Excerpted text >>
Studio album by Aretha Franklin
- Released: January 15, 1970
- Recorded: January 8–9, 1969 October 3, 1969 December 1969
- Genres: Soul, R&B
- Length: 35:45
- Label: Atlantic
- Producers: Jerry Wexler, Tom Dowd & Arif Mardin

Aretha Franklin chronology
| Aretha's Gold (1969) | This Girl's in Love with You (1970) | Spirit in the Dark (1970) |

Singles from This Girl's in Love with You
- "Share Your Love with Me" Released: July 1969; "Eleanor Rigby" Released: 1969; "Call Me"/"Son of a Preacher Man" Released: January 21, 1970;

= This Girl's in Love with You =

1970 studio album by Aretha Franklin

This Girl's in Love with You is the sixteenth studio album by American singer Aretha Franklin, released on January 15, 1970 by Atlantic Records. It reached Billboards Top 20 and sold modestly even with several big hits. Long out of print, it was reissued on compact disc through Rhino Records in 1993.

Her version of The Beatles' "Let It Be" was the first recording of the song to be commercially issued (The Beatles did not release "Let It Be" as a single until March 1970). Songwriter Paul McCartney sent Franklin and Atlantic Records a demo of the song as a guide.

Data >>

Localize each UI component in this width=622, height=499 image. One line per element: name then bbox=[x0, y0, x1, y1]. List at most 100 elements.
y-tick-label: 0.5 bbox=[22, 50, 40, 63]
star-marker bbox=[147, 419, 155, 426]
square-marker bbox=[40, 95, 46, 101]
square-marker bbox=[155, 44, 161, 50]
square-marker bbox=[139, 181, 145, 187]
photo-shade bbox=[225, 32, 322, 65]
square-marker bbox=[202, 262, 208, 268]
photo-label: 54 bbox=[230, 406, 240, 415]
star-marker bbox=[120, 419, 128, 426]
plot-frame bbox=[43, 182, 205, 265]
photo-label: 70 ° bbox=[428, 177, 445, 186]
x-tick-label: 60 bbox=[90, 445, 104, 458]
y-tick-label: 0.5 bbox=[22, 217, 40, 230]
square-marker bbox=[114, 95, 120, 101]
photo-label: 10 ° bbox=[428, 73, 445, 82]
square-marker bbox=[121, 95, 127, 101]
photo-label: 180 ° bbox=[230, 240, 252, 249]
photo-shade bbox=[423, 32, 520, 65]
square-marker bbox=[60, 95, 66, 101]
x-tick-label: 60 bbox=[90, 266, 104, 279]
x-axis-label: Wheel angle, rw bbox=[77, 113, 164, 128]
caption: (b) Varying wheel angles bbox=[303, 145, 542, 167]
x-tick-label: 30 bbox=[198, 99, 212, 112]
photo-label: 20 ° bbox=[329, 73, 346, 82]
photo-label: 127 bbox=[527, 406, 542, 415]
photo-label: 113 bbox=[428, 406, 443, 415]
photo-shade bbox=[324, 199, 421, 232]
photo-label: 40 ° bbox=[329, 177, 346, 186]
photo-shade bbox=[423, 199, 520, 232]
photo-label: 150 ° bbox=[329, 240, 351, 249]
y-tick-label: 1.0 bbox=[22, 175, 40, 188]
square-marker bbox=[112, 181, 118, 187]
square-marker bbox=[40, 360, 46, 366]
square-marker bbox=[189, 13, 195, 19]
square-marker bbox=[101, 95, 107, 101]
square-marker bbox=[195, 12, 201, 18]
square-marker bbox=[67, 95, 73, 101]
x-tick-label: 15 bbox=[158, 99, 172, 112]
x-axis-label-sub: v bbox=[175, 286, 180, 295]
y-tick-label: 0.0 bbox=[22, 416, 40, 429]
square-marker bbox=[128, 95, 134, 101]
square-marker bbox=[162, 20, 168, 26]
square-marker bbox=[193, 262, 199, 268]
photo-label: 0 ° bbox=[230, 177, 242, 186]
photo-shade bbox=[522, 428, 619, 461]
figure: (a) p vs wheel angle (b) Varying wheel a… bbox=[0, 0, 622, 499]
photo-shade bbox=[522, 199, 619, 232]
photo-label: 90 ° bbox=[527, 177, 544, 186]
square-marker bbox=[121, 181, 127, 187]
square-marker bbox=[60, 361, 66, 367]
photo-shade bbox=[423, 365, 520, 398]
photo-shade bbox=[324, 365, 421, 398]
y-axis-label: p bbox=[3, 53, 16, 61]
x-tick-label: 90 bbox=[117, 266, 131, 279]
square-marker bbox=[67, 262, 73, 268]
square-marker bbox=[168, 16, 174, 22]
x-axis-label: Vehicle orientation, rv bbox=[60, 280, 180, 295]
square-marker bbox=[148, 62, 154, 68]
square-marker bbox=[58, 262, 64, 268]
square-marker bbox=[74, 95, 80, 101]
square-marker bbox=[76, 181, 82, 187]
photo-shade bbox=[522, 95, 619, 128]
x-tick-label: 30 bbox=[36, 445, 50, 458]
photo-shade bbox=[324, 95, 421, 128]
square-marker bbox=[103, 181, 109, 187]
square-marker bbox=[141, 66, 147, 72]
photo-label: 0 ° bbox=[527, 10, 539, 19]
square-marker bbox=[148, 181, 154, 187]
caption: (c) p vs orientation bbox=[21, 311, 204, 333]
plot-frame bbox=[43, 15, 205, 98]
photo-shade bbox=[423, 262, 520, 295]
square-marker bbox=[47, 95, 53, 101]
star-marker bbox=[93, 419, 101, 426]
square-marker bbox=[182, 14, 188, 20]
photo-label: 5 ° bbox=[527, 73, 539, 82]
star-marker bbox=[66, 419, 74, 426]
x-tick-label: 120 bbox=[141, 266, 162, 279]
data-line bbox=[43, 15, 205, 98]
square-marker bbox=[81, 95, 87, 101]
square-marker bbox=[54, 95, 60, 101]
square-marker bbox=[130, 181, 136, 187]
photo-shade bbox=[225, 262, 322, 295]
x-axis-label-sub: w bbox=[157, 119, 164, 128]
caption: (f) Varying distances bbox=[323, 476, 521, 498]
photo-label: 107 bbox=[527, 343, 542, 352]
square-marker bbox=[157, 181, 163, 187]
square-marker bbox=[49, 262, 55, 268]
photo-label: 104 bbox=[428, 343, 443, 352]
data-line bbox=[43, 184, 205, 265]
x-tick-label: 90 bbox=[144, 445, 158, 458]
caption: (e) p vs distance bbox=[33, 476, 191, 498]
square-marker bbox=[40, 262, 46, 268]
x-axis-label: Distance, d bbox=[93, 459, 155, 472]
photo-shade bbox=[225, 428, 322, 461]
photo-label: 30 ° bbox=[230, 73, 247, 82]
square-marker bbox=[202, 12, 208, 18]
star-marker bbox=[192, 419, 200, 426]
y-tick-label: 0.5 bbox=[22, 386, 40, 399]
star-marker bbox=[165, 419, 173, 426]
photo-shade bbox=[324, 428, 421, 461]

Set tasks >>
1) In the text about the album, through which label was the record reissued on compact disc in 1993?
2) Reproduce the listing verbatim, beginning with its first line and continuing through the line containing "photo-label: 54 bbox=[230, 406, 240, 415]", with both ends included.

Answers >>
1) Rhino Records

2)
Localize each UI component in this width=622, height=499 image. One line per element: name then bbox=[x0, y0, x1, y1]. List at most 100 elements.
y-tick-label: 0.5 bbox=[22, 50, 40, 63]
star-marker bbox=[147, 419, 155, 426]
square-marker bbox=[40, 95, 46, 101]
square-marker bbox=[155, 44, 161, 50]
square-marker bbox=[139, 181, 145, 187]
photo-shade bbox=[225, 32, 322, 65]
square-marker bbox=[202, 262, 208, 268]
photo-label: 54 bbox=[230, 406, 240, 415]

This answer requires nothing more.